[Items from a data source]
---

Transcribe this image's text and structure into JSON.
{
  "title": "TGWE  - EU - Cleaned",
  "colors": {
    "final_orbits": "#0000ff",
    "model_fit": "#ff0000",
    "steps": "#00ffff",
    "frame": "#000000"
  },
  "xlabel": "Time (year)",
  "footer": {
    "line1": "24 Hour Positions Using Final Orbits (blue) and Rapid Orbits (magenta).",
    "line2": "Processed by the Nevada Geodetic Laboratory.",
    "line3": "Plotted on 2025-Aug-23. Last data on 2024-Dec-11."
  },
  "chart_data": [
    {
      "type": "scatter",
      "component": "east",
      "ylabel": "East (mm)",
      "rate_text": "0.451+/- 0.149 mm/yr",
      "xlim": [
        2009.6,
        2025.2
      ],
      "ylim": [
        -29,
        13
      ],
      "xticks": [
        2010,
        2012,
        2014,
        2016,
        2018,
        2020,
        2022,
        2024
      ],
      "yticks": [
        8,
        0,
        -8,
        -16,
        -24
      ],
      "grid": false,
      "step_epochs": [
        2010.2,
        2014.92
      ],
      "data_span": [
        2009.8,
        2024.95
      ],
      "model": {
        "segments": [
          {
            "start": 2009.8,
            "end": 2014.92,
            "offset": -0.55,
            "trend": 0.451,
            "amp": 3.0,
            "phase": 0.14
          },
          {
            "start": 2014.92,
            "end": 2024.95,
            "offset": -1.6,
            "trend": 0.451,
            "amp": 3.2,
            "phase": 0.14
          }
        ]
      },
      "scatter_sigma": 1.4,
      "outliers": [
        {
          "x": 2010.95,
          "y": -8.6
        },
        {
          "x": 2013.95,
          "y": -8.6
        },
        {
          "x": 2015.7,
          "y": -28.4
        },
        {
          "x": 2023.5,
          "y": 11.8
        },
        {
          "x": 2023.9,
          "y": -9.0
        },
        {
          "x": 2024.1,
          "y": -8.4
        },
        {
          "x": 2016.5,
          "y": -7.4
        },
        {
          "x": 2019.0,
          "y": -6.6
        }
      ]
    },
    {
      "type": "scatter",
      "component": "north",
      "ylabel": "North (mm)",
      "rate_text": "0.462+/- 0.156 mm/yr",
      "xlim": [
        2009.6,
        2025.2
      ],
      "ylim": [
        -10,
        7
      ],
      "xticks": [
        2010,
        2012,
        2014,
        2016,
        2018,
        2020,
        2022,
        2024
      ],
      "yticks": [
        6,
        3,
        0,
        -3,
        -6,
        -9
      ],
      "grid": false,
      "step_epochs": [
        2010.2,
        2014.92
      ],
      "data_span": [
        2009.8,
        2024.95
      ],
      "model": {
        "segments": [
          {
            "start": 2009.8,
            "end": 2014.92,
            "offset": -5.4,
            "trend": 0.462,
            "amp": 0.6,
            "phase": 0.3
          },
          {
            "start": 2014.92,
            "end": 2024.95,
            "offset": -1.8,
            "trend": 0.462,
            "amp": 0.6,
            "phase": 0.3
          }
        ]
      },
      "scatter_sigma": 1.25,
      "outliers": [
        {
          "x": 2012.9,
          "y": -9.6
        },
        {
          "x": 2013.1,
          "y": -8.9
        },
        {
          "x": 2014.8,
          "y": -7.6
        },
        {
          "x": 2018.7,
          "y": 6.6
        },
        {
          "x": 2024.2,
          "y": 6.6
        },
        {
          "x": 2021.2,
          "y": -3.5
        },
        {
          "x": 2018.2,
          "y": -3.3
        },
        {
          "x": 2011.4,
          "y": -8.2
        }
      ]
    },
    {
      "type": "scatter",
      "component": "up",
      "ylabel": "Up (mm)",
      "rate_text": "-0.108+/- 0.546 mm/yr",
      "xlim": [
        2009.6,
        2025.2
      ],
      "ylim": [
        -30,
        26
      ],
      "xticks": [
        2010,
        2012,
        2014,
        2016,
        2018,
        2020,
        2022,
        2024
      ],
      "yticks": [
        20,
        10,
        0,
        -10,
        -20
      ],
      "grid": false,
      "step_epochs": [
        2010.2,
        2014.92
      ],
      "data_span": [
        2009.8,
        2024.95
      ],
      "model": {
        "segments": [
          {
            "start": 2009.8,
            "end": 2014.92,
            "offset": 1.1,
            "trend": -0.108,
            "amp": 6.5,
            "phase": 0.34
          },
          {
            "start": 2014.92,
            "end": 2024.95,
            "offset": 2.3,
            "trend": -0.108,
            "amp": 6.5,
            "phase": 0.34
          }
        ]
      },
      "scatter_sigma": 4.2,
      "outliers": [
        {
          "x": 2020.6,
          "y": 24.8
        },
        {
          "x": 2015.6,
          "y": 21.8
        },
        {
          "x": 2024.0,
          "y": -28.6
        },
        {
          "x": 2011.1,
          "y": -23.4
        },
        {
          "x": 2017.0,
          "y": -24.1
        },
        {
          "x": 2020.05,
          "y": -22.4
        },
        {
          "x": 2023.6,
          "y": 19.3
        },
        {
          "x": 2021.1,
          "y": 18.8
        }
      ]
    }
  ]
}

---

## TASK INSTRUCTIONS:
Work out how many lines above contain the word "component". Give only the number.

## PROBLEM SOLUTION:
3